Stated task ▸
State how many lines in the listing below include the word "horizontal", and add nothing besides the number.
[Start Source material]
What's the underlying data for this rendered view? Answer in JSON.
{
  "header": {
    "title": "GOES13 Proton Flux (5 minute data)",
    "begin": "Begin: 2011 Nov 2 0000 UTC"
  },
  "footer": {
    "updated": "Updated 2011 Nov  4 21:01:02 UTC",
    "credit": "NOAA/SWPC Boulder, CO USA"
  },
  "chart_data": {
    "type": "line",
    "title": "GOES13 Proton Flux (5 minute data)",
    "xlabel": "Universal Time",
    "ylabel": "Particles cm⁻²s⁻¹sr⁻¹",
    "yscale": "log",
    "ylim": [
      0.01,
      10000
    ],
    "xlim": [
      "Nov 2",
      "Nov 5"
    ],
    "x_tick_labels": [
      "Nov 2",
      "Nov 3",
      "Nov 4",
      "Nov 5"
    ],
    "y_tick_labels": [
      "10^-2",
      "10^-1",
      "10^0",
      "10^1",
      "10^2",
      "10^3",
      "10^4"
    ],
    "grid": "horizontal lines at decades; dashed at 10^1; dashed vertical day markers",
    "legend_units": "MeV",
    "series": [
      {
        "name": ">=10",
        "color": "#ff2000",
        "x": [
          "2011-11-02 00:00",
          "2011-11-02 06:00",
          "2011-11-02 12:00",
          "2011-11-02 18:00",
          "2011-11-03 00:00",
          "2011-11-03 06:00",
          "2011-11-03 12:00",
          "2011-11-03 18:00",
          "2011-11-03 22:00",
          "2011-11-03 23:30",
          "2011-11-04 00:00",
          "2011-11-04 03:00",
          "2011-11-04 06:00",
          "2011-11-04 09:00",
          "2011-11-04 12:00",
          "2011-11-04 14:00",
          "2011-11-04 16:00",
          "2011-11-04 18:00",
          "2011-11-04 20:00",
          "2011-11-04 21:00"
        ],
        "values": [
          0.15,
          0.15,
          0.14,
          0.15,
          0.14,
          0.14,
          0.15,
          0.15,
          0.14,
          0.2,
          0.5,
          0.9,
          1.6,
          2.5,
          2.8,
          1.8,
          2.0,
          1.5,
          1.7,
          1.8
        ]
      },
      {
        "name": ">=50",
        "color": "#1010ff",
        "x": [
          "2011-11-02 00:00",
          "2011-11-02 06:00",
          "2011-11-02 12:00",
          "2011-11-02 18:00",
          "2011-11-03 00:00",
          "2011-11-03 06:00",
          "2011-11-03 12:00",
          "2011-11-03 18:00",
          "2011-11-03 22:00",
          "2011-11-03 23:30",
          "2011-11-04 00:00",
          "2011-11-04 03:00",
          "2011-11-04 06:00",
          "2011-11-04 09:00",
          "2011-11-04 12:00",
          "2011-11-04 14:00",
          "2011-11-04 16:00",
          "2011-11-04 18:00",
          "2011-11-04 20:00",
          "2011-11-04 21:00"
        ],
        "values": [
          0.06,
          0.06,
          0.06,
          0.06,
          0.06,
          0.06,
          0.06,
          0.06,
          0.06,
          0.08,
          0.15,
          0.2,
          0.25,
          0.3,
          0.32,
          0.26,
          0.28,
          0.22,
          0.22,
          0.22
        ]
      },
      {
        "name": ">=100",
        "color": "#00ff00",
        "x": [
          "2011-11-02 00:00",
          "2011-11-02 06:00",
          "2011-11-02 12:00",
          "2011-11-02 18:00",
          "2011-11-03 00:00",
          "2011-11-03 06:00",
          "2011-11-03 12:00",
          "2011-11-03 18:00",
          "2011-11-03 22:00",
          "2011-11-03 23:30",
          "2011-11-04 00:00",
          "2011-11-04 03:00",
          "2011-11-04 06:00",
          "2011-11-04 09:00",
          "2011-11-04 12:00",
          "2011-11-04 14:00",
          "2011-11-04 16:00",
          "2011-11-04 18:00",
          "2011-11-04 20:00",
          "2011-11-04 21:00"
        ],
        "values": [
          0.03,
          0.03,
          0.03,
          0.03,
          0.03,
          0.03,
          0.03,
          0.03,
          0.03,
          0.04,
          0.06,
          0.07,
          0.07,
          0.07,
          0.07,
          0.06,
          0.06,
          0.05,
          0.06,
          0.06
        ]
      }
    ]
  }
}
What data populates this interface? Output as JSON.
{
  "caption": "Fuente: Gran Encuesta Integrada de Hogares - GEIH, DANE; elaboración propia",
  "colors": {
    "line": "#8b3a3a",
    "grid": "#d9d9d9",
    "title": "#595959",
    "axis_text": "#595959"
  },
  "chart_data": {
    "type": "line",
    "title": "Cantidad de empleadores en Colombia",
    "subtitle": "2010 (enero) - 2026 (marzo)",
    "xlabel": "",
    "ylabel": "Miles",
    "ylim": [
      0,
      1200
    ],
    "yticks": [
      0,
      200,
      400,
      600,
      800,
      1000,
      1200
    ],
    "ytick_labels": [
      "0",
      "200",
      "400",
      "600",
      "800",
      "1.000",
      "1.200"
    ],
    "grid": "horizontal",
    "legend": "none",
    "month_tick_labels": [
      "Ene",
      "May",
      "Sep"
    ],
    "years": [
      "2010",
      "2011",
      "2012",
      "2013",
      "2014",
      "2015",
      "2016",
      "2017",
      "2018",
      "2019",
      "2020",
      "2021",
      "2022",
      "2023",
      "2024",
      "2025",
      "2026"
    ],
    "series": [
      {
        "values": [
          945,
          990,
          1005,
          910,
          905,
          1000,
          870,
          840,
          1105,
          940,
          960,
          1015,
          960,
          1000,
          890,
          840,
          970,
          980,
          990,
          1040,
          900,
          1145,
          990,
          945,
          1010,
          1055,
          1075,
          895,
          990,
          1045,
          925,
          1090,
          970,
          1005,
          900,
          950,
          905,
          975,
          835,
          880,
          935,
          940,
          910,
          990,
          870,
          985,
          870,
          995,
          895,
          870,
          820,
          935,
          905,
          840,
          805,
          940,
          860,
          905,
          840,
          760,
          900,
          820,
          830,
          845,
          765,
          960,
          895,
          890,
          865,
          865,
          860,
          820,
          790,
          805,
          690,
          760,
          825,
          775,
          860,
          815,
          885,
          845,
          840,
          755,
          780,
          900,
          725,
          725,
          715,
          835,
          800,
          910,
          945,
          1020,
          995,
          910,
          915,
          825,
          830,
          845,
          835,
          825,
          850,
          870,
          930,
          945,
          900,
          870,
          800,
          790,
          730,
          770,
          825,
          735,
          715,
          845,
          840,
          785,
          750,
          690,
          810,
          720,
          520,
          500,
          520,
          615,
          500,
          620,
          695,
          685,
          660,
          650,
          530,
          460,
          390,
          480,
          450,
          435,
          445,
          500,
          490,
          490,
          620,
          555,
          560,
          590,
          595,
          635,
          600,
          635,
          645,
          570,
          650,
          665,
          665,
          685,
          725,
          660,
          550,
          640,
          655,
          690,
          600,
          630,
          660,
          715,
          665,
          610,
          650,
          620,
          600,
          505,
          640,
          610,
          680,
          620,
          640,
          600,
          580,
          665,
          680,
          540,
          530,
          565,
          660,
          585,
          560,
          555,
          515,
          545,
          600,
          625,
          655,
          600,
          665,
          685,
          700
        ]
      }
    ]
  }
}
[End Source material]
Written response ▸
2